_WHAT THE TASK ASKS_. Please give the listing again in its entirety, exactly as written.

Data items
● ● ●

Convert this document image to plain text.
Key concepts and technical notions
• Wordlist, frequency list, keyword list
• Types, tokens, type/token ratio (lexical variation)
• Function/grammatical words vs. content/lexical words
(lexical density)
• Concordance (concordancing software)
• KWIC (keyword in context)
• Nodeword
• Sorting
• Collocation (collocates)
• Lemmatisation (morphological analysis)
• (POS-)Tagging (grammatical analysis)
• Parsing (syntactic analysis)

● ● ●

_OUTPUT_.
Convert this document image to plain text.
Key concepts and technical notions
• Wordlist, frequency list, keyword list
• Types, tokens, type/token ratio (lexical variation)
• Function/grammatical words vs. content/lexical words
(lexical density)
• Concordance (concordancing software)
• KWIC (keyword in context)
• Nodeword
• Sorting
• Collocation (collocates)
• Lemmatisation (morphological analysis)
• (POS-)Tagging (grammatical analysis)
• Parsing (syntactic analysis)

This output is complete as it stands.